* GIVEN PROBLEM *
Return a copy of every line in the records that includes the word "NaOH".

* RECORD EXTRACTS *
────────────────────

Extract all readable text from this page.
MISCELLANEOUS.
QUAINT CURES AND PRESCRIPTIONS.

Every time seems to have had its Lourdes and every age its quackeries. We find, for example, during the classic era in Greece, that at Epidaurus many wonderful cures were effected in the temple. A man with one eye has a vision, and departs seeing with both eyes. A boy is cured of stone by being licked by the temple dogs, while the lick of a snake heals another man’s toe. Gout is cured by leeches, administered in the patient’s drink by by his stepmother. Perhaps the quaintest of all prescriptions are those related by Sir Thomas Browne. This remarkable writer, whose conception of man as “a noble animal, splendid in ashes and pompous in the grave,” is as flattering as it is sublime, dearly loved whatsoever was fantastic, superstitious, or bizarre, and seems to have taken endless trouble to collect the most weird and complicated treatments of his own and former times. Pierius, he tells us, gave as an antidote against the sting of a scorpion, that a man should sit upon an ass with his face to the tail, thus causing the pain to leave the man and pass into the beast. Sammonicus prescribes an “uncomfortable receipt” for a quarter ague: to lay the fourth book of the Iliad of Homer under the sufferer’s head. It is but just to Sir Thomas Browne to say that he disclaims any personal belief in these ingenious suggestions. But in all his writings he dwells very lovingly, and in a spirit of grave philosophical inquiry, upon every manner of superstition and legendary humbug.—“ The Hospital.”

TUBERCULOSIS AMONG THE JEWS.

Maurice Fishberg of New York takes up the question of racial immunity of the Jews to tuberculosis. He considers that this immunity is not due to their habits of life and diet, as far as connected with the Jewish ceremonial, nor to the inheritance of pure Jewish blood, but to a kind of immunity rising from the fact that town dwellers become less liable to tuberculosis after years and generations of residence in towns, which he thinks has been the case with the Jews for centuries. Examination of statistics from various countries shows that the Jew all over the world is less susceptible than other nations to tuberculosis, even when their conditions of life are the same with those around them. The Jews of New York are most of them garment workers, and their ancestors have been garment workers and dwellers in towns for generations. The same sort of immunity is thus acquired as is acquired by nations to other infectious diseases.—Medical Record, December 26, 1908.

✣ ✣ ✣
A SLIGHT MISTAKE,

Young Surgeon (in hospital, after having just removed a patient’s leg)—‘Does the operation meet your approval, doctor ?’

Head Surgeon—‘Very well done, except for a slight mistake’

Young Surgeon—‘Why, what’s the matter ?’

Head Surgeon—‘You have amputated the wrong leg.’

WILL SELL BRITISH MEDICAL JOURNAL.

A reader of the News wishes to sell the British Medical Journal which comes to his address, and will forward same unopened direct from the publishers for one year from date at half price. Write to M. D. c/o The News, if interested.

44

────────────────────

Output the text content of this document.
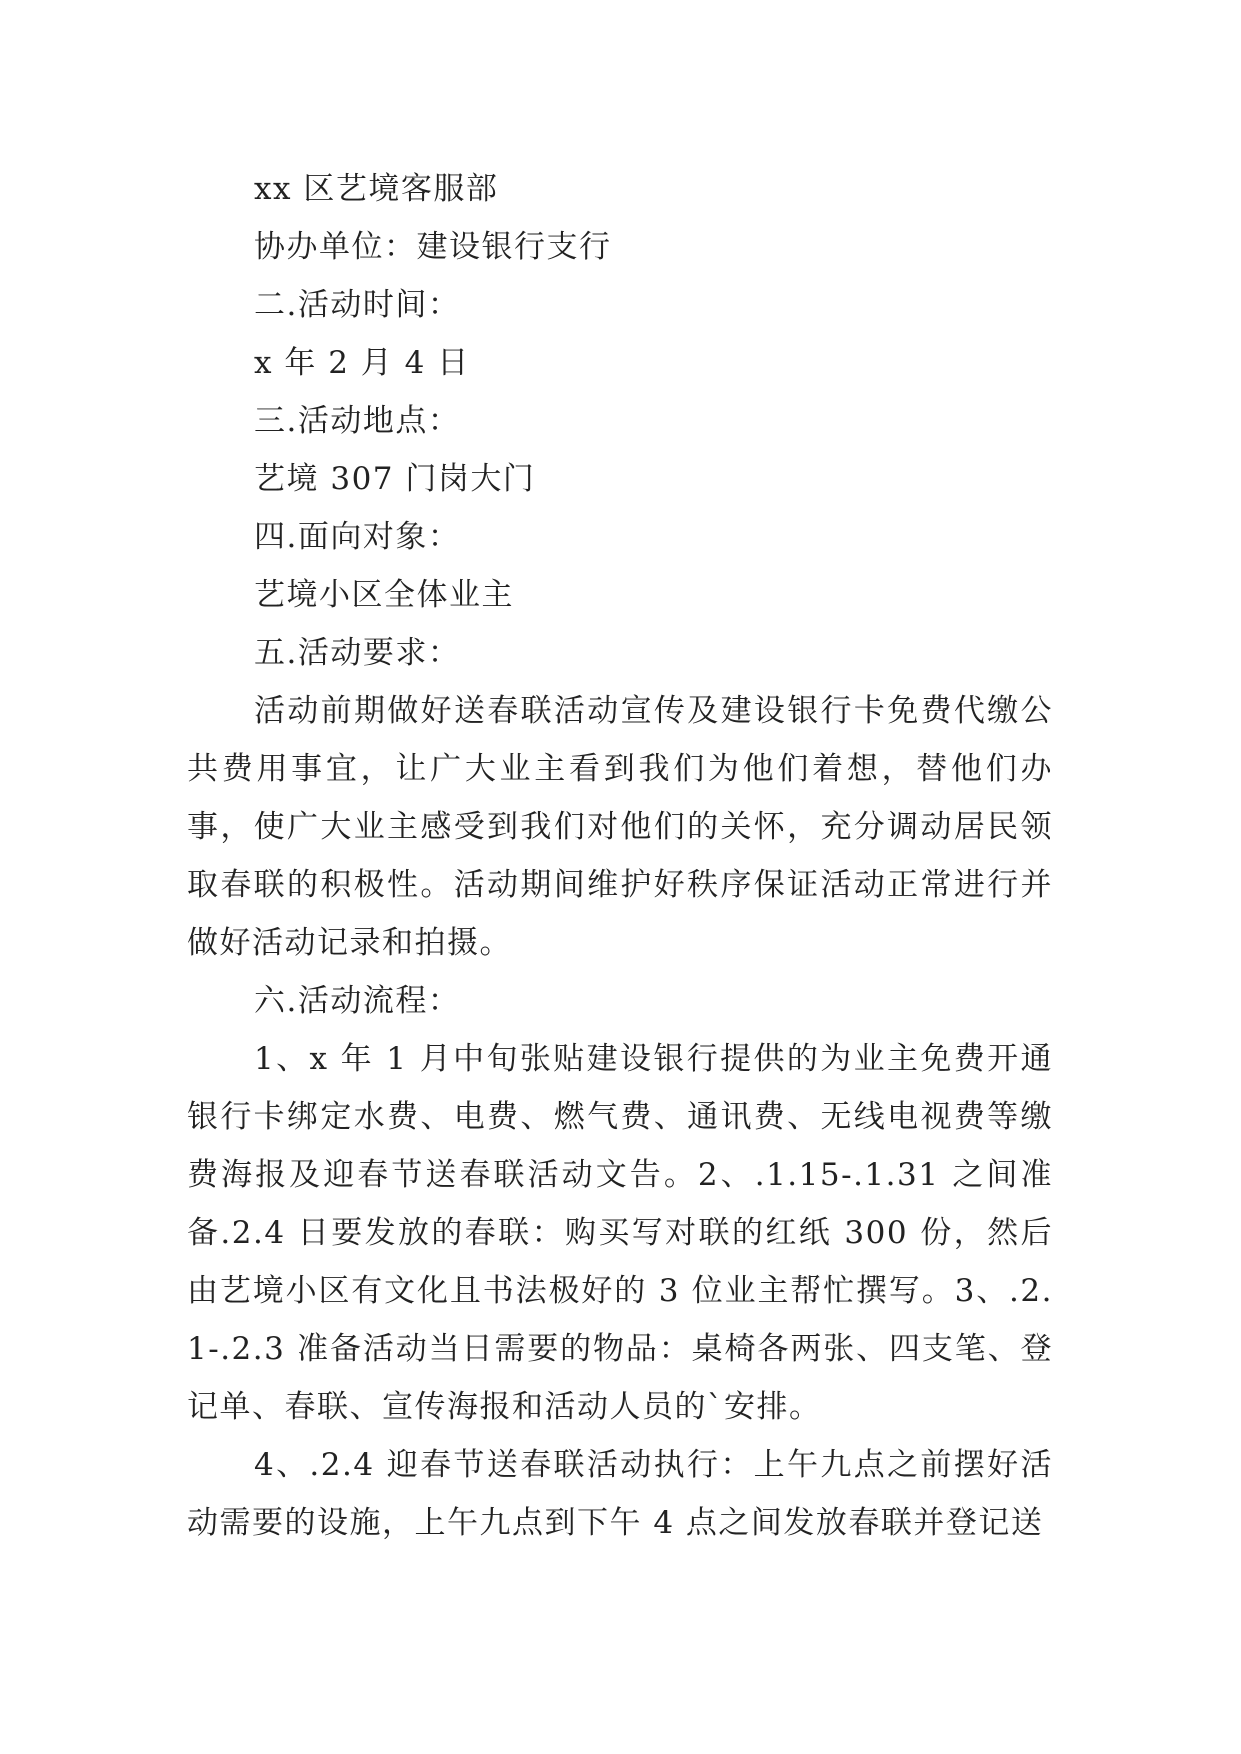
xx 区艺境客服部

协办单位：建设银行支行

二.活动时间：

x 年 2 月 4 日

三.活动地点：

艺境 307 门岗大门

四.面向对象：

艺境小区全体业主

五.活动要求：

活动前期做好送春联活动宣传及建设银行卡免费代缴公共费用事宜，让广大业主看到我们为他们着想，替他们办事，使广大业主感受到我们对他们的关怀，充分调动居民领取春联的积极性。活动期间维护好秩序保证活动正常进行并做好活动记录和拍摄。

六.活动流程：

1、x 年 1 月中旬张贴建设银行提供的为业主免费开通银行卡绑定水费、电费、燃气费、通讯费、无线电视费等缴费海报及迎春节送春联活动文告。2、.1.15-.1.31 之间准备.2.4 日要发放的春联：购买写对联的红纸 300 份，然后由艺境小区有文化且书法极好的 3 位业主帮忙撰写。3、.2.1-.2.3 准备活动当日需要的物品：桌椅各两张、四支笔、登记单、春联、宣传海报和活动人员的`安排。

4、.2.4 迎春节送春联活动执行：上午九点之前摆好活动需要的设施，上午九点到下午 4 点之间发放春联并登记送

────────────────────

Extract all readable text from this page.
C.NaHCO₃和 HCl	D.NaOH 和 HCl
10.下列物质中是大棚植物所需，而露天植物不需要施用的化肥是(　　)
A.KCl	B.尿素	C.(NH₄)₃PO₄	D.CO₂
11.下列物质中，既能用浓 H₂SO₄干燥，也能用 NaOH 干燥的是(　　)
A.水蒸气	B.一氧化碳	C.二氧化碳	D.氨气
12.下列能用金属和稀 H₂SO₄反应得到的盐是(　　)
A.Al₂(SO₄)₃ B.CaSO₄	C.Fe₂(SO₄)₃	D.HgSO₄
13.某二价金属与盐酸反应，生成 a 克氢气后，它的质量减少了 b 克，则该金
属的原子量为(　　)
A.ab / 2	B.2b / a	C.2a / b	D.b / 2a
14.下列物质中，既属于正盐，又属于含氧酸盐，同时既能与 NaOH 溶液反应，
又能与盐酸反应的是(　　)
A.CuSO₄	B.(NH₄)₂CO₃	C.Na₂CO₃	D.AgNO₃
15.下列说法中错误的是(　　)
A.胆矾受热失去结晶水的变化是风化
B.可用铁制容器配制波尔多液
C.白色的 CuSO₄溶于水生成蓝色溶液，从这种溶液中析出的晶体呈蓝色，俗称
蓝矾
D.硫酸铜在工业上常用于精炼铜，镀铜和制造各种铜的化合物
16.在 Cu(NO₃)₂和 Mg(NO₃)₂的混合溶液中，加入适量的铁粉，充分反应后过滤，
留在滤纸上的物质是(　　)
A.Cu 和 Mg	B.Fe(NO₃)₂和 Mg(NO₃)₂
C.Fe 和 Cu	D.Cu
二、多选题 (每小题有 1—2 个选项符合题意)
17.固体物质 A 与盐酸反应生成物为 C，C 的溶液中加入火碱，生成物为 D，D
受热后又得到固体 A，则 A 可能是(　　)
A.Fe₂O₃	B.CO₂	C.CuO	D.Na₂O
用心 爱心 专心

────────────────────

* THE COMPLETED TASK *
C.NaHCO₃和 HCl	D.NaOH 和 HCl
11.下列物质中，既能用浓 H₂SO₄干燥，也能用 NaOH 干燥的是(　　)
14.下列物质中，既属于正盐，又属于含氧酸盐，同时既能与 NaOH 溶液反应，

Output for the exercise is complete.